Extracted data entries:
---

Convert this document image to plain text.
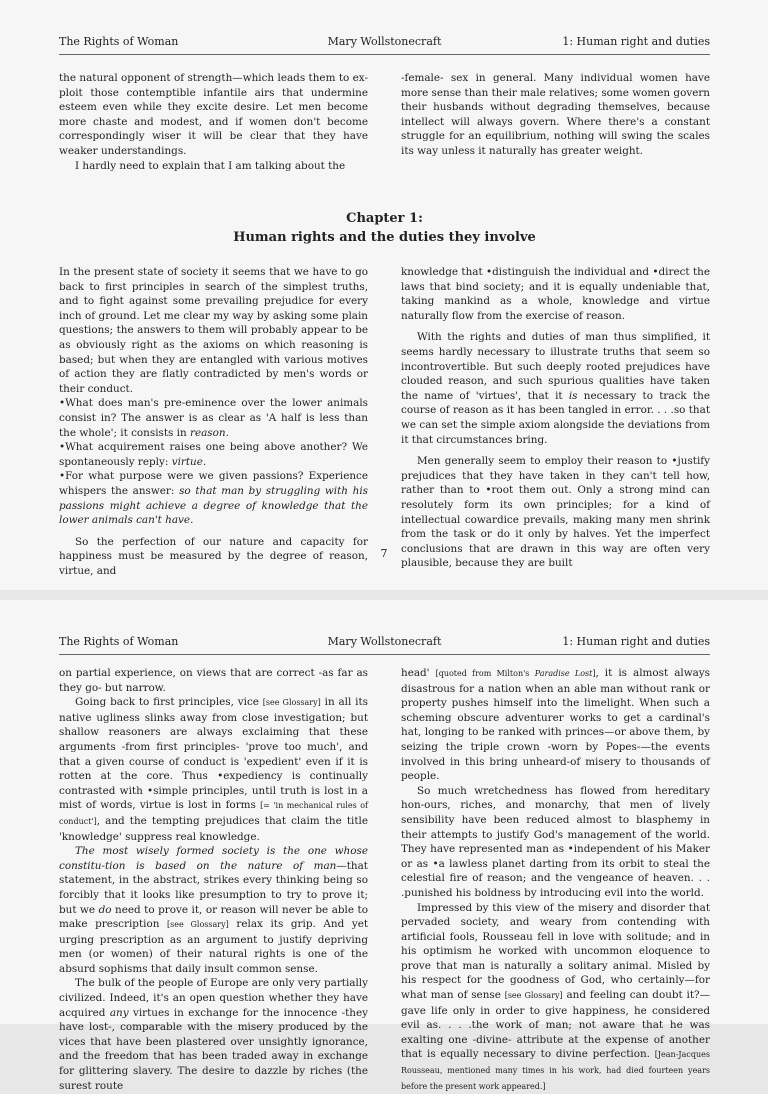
The Rights of Woman	Mary Wollstonecraft	1: Human right and duties

the natural opponent of strength—which leads them to ex-ploit those contemptible infantile airs that undermine esteem even while they excite desire. Let men become more chaste and modest, and if women don't become correspondingly wiser it will be clear that they have weaker understandings.

I hardly need to explain that I am talking about the

-female- sex in general. Many individual women have more sense than their male relatives; some women govern their husbands without degrading themselves, because intellect will always govern. Where there's a constant struggle for an equilibrium, nothing will swing the scales its way unless it naturally has greater weight.

Chapter 1:
Human rights and the duties they involve

In the present state of society it seems that we have to go back to first principles in search of the simplest truths, and to fight against some prevailing prejudice for every inch of ground. Let me clear my way by asking some plain questions; the answers to them will probably appear to be as obviously right as the axioms on which reasoning is based; but when they are entangled with various motives of action they are flatly contradicted by men's words or their conduct.

•What does man's pre-eminence over the lower animals consist in? The answer is as clear as 'A half is less than the whole'; it consists in reason.

•What acquirement raises one being above another? We spontaneously reply: virtue.

•For what purpose were we given passions? Experience whispers the answer: so that man by struggling with his passions might achieve a degree of knowledge that the lower animals can't have.

So the perfection of our nature and capacity for happiness must be measured by the degree of reason, virtue, and

knowledge that •distinguish the individual and •direct the laws that bind society; and it is equally undeniable that, taking mankind as a whole, knowledge and virtue naturally flow from the exercise of reason.

With the rights and duties of man thus simplified, it seems hardly necessary to illustrate truths that seem so incontrovertible. But such deeply rooted prejudices have clouded reason, and such spurious qualities have taken the name of 'virtues', that it is necessary to track the course of reason as it has been tangled in error. . . .so that we can set the simple axiom alongside the deviations from it that circumstances bring.

Men generally seem to employ their reason to •justify prejudices that they have taken in they can't tell how, rather than to •root them out. Only a strong mind can resolutely form its own principles; for a kind of intellectual cowardice prevails, making many men shrink from the task or do it only by halves. Yet the imperfect conclusions that are drawn in this way are often very plausible, because they are built

7
The Rights of Woman	Mary Wollstonecraft	1: Human right and duties

on partial experience, on views that are correct -as far as they go- but narrow.

Going back to first principles, vice [see Glossary] in all its native ugliness slinks away from close investigation; but shallow reasoners are always exclaiming that these arguments -from first principles- 'prove too much', and that a given course of conduct is 'expedient' even if it is rotten at the core. Thus •expediency is continually contrasted with •simple principles, until truth is lost in a mist of words, virtue is lost in forms [= 'in mechanical rules of conduct'], and the tempting prejudices that claim the title 'knowledge' suppress real knowledge.

The most wisely formed society is the one whose constitu-tion is based on the nature of man—that statement, in the abstract, strikes every thinking being so forcibly that it looks like presumption to try to prove it; but we do need to prove it, or reason will never be able to make prescription [see Glossary] relax its grip. And yet urging prescription as an argument to justify depriving men (or women) of their natural rights is one of the absurd sophisms that daily insult common sense.

The bulk of the people of Europe are only very partially civilized. Indeed, it's an open question whether they have acquired any virtues in exchange for the innocence -they have lost-, comparable with the misery produced by the vices that have been plastered over unsightly ignorance, and the freedom that has been traded away in exchange for glittering slavery. The desire to dazzle by riches (the surest route

head' [quoted from Milton's Paradise Lost], it is almost always disastrous for a nation when an able man without rank or property pushes himself into the limelight. When such a scheming obscure adventurer works to get a cardinal's hat, longing to be ranked with princes—or above them, by seizing the triple crown -worn by Popes-—the events involved in this bring unheard-of misery to thousands of people.

So much wretchedness has flowed from hereditary hon-ours, riches, and monarchy, that men of lively sensibility have been reduced almost to blasphemy in their attempts to justify God's management of the world. They have represented man as •independent of his Maker or as •a lawless planet darting from its orbit to steal the celestial fire of reason; and the vengeance of heaven. . . .punished his boldness by introducing evil into the world.

Impressed by this view of the misery and disorder that pervaded society, and weary from contending with artificial fools, Rousseau fell in love with solitude; and in his optimism he worked with uncommon eloquence to prove that man is naturally a solitary animal. Misled by his respect for the goodness of God, who certainly—for what man of sense [see Glossary] and feeling can doubt it?—gave life only in order to give happiness, he considered evil as. . . .the work of man; not aware that he was exalting one -divine- attribute at the expense of another that is equally necessary to divine perfection. [Jean-Jacques Rousseau, mentioned many times in his work, had died fourteen years before the present work appeared.]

---

→ WHAT YOU SHOULD DO
Every line in the data that holds "virtues" should be copied out.

→ EXERCISE RESPONSE
With the rights and duties of man thus simplified, it seems hardly necessary to illustrate truths that seem so incontrovertible. But such deeply rooted prejudices have clouded reason, and such spurious qualities have taken the name of 'virtues', that it is necessary to track the course of reason as it has been tangled in error. . . .so that we can set the simple axiom alongside the deviations from it that circumstances bring.
The bulk of the people of Europe are only very partially civilized. Indeed, it's an open question whether they have acquired any virtues in exchange for the innocence -they have lost-, comparable with the misery produced by the vices that have been plastered over unsightly ignorance, and the freedom that has been traded away in exchange for glittering slavery. The desire to dazzle by riches (the surest route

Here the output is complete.